_Task instructions_:
Reproduce the listing below verbatim.

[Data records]
=======

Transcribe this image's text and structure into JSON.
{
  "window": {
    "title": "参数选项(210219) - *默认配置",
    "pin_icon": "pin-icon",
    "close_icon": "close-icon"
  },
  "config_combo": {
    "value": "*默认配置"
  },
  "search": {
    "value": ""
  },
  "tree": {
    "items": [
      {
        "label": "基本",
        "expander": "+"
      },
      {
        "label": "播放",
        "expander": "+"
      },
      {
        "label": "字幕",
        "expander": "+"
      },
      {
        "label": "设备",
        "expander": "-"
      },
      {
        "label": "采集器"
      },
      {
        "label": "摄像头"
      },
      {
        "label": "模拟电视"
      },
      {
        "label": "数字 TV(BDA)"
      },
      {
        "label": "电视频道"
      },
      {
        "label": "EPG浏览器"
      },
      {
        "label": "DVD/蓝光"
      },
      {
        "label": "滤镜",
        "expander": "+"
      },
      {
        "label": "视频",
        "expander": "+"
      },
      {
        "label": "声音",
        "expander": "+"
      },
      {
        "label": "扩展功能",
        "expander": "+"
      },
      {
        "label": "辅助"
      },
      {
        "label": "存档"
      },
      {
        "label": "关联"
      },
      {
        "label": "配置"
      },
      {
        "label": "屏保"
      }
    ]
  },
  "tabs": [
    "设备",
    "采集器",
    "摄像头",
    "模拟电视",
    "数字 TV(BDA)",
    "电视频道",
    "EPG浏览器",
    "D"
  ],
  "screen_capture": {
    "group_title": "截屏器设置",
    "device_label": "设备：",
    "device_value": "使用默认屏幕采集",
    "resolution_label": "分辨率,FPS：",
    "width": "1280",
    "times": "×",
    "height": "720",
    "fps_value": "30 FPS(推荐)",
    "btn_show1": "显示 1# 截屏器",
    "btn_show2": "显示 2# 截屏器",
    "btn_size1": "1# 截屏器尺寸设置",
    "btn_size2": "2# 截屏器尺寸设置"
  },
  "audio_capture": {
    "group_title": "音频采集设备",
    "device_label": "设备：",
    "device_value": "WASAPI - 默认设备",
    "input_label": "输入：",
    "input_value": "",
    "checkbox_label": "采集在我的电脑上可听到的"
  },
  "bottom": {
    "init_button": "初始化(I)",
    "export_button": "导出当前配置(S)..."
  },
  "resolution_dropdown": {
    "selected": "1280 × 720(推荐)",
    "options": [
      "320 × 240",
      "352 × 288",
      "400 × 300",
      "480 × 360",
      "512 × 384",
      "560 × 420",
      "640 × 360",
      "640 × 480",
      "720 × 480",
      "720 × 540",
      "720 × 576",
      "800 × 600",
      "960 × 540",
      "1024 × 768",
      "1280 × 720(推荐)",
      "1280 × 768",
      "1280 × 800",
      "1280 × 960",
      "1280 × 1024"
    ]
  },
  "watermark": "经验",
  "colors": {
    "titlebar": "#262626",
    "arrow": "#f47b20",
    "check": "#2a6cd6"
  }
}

=======

_Final result_:
Transcribe this image's text and structure into JSON.
{
  "window": {
    "title": "参数选项(210219) - *默认配置",
    "pin_icon": "pin-icon",
    "close_icon": "close-icon"
  },
  "config_combo": {
    "value": "*默认配置"
  },
  "search": {
    "value": ""
  },
  "tree": {
    "items": [
      {
        "label": "基本",
        "expander": "+"
      },
      {
        "label": "播放",
        "expander": "+"
      },
      {
        "label": "字幕",
        "expander": "+"
      },
      {
        "label": "设备",
        "expander": "-"
      },
      {
        "label": "采集器"
      },
      {
        "label": "摄像头"
      },
      {
        "label": "模拟电视"
      },
      {
        "label": "数字 TV(BDA)"
      },
      {
        "label": "电视频道"
      },
      {
        "label": "EPG浏览器"
      },
      {
        "label": "DVD/蓝光"
      },
      {
        "label": "滤镜",
        "expander": "+"
      },
      {
        "label": "视频",
        "expander": "+"
      },
      {
        "label": "声音",
        "expander": "+"
      },
      {
        "label": "扩展功能",
        "expander": "+"
      },
      {
        "label": "辅助"
      },
      {
        "label": "存档"
      },
      {
        "label": "关联"
      },
      {
        "label": "配置"
      },
      {
        "label": "屏保"
      }
    ]
  },
  "tabs": [
    "设备",
    "采集器",
    "摄像头",
    "模拟电视",
    "数字 TV(BDA)",
    "电视频道",
    "EPG浏览器",
    "D"
  ],
  "screen_capture": {
    "group_title": "截屏器设置",
    "device_label": "设备：",
    "device_value": "使用默认屏幕采集",
    "resolution_label": "分辨率,FPS：",
    "width": "1280",
    "times": "×",
    "height": "720",
    "fps_value": "30 FPS(推荐)",
    "btn_show1": "显示 1# 截屏器",
    "btn_show2": "显示 2# 截屏器",
    "btn_size1": "1# 截屏器尺寸设置",
    "btn_size2": "2# 截屏器尺寸设置"
  },
  "audio_capture": {
    "group_title": "音频采集设备",
    "device_label": "设备：",
    "device_value": "WASAPI - 默认设备",
    "input_label": "输入：",
    "input_value": "",
    "checkbox_label": "采集在我的电脑上可听到的"
  },
  "bottom": {
    "init_button": "初始化(I)",
    "export_button": "导出当前配置(S)..."
  },
  "resolution_dropdown": {
    "selected": "1280 × 720(推荐)",
    "options": [
      "320 × 240",
      "352 × 288",
      "400 × 300",
      "480 × 360",
      "512 × 384",
      "560 × 420",
      "640 × 360",
      "640 × 480",
      "720 × 480",
      "720 × 540",
      "720 × 576",
      "800 × 600",
      "960 × 540",
      "1024 × 768",
      "1280 × 720(推荐)",
      "1280 × 768",
      "1280 × 800",
      "1280 × 960",
      "1280 × 1024"
    ]
  },
  "watermark": "经验",
  "colors": {
    "titlebar": "#262626",
    "arrow": "#f47b20",
    "check": "#2a6cd6"
  }
}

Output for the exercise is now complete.